◆ EXERCISE DESCRIPTION ◆
All of the records below should be output exactly.
◆ ◆ ◆ ◆ ◆
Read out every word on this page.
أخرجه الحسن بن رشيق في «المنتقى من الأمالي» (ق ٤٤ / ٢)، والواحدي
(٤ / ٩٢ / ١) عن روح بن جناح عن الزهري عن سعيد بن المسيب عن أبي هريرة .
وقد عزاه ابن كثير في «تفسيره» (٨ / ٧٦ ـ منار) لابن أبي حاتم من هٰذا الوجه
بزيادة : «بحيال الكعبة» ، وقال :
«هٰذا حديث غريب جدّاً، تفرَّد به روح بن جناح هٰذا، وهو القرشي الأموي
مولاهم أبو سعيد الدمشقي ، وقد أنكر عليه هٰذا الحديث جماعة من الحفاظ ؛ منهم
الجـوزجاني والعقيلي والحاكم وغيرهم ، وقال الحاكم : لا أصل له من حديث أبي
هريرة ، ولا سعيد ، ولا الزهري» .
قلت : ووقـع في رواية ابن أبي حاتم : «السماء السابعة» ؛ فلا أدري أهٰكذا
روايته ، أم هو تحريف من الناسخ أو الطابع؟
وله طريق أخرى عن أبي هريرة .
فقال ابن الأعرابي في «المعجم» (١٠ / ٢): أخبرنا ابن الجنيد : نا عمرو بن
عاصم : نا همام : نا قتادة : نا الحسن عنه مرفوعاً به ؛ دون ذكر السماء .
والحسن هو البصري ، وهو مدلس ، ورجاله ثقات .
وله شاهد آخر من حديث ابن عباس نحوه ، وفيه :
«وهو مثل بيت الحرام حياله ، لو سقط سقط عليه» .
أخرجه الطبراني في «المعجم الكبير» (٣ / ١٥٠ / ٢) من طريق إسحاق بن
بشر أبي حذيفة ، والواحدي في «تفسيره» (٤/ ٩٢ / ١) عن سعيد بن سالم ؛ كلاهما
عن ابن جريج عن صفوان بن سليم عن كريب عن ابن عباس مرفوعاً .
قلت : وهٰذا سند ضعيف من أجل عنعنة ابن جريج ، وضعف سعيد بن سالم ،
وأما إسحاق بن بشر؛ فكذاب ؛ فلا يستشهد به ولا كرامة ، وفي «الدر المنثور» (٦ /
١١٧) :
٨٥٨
◆ ◆ ◆ ◆ ◆
◆ REPLY ◆
Read out every word on this page.
أخرجه الحسن بن رشيق في «المنتقى من الأمالي» (ق ٤٤ / ٢)، والواحدي
(٤ / ٩٢ / ١) عن روح بن جناح عن الزهري عن سعيد بن المسيب عن أبي هريرة .
وقد عزاه ابن كثير في «تفسيره» (٨ / ٧٦ ـ منار) لابن أبي حاتم من هٰذا الوجه
بزيادة : «بحيال الكعبة» ، وقال :
«هٰذا حديث غريب جدّاً، تفرَّد به روح بن جناح هٰذا، وهو القرشي الأموي
مولاهم أبو سعيد الدمشقي ، وقد أنكر عليه هٰذا الحديث جماعة من الحفاظ ؛ منهم
الجـوزجاني والعقيلي والحاكم وغيرهم ، وقال الحاكم : لا أصل له من حديث أبي
هريرة ، ولا سعيد ، ولا الزهري» .
قلت : ووقـع في رواية ابن أبي حاتم : «السماء السابعة» ؛ فلا أدري أهٰكذا
روايته ، أم هو تحريف من الناسخ أو الطابع؟
وله طريق أخرى عن أبي هريرة .
فقال ابن الأعرابي في «المعجم» (١٠ / ٢): أخبرنا ابن الجنيد : نا عمرو بن
عاصم : نا همام : نا قتادة : نا الحسن عنه مرفوعاً به ؛ دون ذكر السماء .
والحسن هو البصري ، وهو مدلس ، ورجاله ثقات .
وله شاهد آخر من حديث ابن عباس نحوه ، وفيه :
«وهو مثل بيت الحرام حياله ، لو سقط سقط عليه» .
أخرجه الطبراني في «المعجم الكبير» (٣ / ١٥٠ / ٢) من طريق إسحاق بن
بشر أبي حذيفة ، والواحدي في «تفسيره» (٤/ ٩٢ / ١) عن سعيد بن سالم ؛ كلاهما
عن ابن جريج عن صفوان بن سليم عن كريب عن ابن عباس مرفوعاً .
قلت : وهٰذا سند ضعيف من أجل عنعنة ابن جريج ، وضعف سعيد بن سالم ،
وأما إسحاق بن بشر؛ فكذاب ؛ فلا يستشهد به ولا كرامة ، وفي «الدر المنثور» (٦ /
١١٧) :
٨٥٨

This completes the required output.